**What to work on:**
Retype each entry below, keeping every character the same.

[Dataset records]

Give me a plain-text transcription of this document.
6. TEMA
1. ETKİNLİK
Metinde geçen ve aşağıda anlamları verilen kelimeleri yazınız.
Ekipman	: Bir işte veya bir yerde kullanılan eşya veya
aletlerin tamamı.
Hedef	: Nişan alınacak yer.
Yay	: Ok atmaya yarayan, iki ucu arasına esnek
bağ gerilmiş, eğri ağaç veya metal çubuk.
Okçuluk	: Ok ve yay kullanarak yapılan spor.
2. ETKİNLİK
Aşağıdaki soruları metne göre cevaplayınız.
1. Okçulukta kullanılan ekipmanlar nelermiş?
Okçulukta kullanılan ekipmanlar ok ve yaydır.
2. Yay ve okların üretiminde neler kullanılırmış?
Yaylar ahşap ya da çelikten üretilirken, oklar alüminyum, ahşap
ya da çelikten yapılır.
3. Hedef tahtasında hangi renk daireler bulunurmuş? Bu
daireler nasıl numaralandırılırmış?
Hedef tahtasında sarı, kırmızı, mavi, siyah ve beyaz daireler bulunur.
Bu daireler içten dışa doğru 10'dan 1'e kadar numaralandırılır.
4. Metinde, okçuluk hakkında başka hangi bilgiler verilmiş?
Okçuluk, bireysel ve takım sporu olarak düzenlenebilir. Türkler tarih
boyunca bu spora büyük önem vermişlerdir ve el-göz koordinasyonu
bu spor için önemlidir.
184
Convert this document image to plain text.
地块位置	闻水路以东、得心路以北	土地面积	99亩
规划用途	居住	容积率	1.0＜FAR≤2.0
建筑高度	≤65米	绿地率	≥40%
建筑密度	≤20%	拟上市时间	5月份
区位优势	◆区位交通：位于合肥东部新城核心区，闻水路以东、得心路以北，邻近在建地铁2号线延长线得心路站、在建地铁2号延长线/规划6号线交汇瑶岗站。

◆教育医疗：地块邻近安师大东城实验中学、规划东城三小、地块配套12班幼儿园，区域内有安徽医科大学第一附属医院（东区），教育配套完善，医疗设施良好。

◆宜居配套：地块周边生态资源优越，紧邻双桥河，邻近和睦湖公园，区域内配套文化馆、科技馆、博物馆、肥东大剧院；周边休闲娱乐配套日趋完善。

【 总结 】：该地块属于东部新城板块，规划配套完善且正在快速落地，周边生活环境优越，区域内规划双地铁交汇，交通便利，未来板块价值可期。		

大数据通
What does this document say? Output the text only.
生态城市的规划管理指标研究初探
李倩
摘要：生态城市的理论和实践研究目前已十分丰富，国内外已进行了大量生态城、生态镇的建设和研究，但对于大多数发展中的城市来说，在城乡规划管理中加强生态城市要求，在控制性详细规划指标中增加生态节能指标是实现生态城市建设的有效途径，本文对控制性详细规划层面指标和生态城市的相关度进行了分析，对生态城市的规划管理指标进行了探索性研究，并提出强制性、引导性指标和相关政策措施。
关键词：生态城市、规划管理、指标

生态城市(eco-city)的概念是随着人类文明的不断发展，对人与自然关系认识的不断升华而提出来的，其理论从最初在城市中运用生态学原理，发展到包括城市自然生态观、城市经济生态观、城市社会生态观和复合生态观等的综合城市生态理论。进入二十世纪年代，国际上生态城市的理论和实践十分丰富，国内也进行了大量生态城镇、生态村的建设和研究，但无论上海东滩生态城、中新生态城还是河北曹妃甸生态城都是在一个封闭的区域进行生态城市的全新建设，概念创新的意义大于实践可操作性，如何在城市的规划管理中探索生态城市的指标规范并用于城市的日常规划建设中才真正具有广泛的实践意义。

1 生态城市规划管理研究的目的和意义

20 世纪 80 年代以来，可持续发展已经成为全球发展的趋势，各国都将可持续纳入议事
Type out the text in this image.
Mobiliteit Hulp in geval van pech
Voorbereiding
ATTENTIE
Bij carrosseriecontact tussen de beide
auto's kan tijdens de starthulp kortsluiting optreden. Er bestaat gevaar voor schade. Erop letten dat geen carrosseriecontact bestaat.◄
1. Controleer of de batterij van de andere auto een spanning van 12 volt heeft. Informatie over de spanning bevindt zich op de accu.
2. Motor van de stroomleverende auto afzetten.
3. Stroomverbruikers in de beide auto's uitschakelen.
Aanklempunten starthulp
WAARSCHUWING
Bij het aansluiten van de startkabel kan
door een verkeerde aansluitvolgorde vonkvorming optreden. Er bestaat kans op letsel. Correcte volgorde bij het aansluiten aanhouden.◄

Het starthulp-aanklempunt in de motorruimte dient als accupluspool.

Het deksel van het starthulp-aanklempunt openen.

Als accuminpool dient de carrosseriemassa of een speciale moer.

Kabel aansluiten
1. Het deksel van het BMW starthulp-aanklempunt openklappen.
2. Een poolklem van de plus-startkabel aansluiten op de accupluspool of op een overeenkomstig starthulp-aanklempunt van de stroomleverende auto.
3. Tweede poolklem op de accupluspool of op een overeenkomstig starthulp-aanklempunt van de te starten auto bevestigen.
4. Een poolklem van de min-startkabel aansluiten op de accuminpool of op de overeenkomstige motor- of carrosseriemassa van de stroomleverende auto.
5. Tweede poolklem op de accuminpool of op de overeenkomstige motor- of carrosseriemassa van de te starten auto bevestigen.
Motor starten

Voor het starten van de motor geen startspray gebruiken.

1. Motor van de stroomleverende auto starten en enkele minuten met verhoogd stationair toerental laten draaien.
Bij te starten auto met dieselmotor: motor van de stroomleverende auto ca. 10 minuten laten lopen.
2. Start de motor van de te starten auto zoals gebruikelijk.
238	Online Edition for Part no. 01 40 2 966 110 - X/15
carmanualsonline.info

**Solved exercise:**
Give me a plain-text transcription of this document.
6. TEMA
1. ETKİNLİK
Metinde geçen ve aşağıda anlamları verilen kelimeleri yazınız.
Ekipman	: Bir işte veya bir yerde kullanılan eşya veya
aletlerin tamamı.
Hedef	: Nişan alınacak yer.
Yay	: Ok atmaya yarayan, iki ucu arasına esnek
bağ gerilmiş, eğri ağaç veya metal çubuk.
Okçuluk	: Ok ve yay kullanarak yapılan spor.
2. ETKİNLİK
Aşağıdaki soruları metne göre cevaplayınız.
1. Okçulukta kullanılan ekipmanlar nelermiş?
Okçulukta kullanılan ekipmanlar ok ve yaydır.
2. Yay ve okların üretiminde neler kullanılırmış?
Yaylar ahşap ya da çelikten üretilirken, oklar alüminyum, ahşap
ya da çelikten yapılır.
3. Hedef tahtasında hangi renk daireler bulunurmuş? Bu
daireler nasıl numaralandırılırmış?
Hedef tahtasında sarı, kırmızı, mavi, siyah ve beyaz daireler bulunur.
Bu daireler içten dışa doğru 10'dan 1'e kadar numaralandırılır.
4. Metinde, okçuluk hakkında başka hangi bilgiler verilmiş?
Okçuluk, bireysel ve takım sporu olarak düzenlenebilir. Türkler tarih
boyunca bu spora büyük önem vermişlerdir ve el-göz koordinasyonu
bu spor için önemlidir.
184
Convert this document image to plain text.
地块位置	闻水路以东、得心路以北	土地面积	99亩
规划用途	居住	容积率	1.0＜FAR≤2.0
建筑高度	≤65米	绿地率	≥40%
建筑密度	≤20%	拟上市时间	5月份
区位优势	◆区位交通：位于合肥东部新城核心区，闻水路以东、得心路以北，邻近在建地铁2号线延长线得心路站、在建地铁2号延长线/规划6号线交汇瑶岗站。

◆教育医疗：地块邻近安师大东城实验中学、规划东城三小、地块配套12班幼儿园，区域内有安徽医科大学第一附属医院（东区），教育配套完善，医疗设施良好。

◆宜居配套：地块周边生态资源优越，紧邻双桥河，邻近和睦湖公园，区域内配套文化馆、科技馆、博物馆、肥东大剧院；周边休闲娱乐配套日趋完善。

【 总结 】：该地块属于东部新城板块，规划配套完善且正在快速落地，周边生活环境优越，区域内规划双地铁交汇，交通便利，未来板块价值可期。		

大数据通
What does this document say? Output the text only.
生态城市的规划管理指标研究初探
李倩
摘要：生态城市的理论和实践研究目前已十分丰富，国内外已进行了大量生态城、生态镇的建设和研究，但对于大多数发展中的城市来说，在城乡规划管理中加强生态城市要求，在控制性详细规划指标中增加生态节能指标是实现生态城市建设的有效途径，本文对控制性详细规划层面指标和生态城市的相关度进行了分析，对生态城市的规划管理指标进行了探索性研究，并提出强制性、引导性指标和相关政策措施。
关键词：生态城市、规划管理、指标

生态城市(eco-city)的概念是随着人类文明的不断发展，对人与自然关系认识的不断升华而提出来的，其理论从最初在城市中运用生态学原理，发展到包括城市自然生态观、城市经济生态观、城市社会生态观和复合生态观等的综合城市生态理论。进入二十世纪年代，国际上生态城市的理论和实践十分丰富，国内也进行了大量生态城镇、生态村的建设和研究，但无论上海东滩生态城、中新生态城还是河北曹妃甸生态城都是在一个封闭的区域进行生态城市的全新建设，概念创新的意义大于实践可操作性，如何在城市的规划管理中探索生态城市的指标规范并用于城市的日常规划建设中才真正具有广泛的实践意义。

1 生态城市规划管理研究的目的和意义

20 世纪 80 年代以来，可持续发展已经成为全球发展的趋势，各国都将可持续纳入议事
Type out the text in this image.
Mobiliteit Hulp in geval van pech
Voorbereiding
ATTENTIE
Bij carrosseriecontact tussen de beide
auto's kan tijdens de starthulp kortsluiting optreden. Er bestaat gevaar voor schade. Erop letten dat geen carrosseriecontact bestaat.◄
1. Controleer of de batterij van de andere auto een spanning van 12 volt heeft. Informatie over de spanning bevindt zich op de accu.
2. Motor van de stroomleverende auto afzetten.
3. Stroomverbruikers in de beide auto's uitschakelen.
Aanklempunten starthulp
WAARSCHUWING
Bij het aansluiten van de startkabel kan
door een verkeerde aansluitvolgorde vonkvorming optreden. Er bestaat kans op letsel. Correcte volgorde bij het aansluiten aanhouden.◄

Het starthulp-aanklempunt in de motorruimte dient als accupluspool.

Het deksel van het starthulp-aanklempunt openen.

Als accuminpool dient de carrosseriemassa of een speciale moer.

Kabel aansluiten
1. Het deksel van het BMW starthulp-aanklempunt openklappen.
2. Een poolklem van de plus-startkabel aansluiten op de accupluspool of op een overeenkomstig starthulp-aanklempunt van de stroomleverende auto.
3. Tweede poolklem op de accupluspool of op een overeenkomstig starthulp-aanklempunt van de te starten auto bevestigen.
4. Een poolklem van de min-startkabel aansluiten op de accuminpool of op de overeenkomstige motor- of carrosseriemassa van de stroomleverende auto.
5. Tweede poolklem op de accuminpool of op de overeenkomstige motor- of carrosseriemassa van de te starten auto bevestigen.
Motor starten

Voor het starten van de motor geen startspray gebruiken.

1. Motor van de stroomleverende auto starten en enkele minuten met verhoogd stationair toerental laten draaien.
Bij te starten auto met dieselmotor: motor van de stroomleverende auto ca. 10 minuten laten lopen.
2. Start de motor van de te starten auto zoals gebruikelijk.
238	Online Edition for Part no. 01 40 2 966 110 - X/15
carmanualsonline.info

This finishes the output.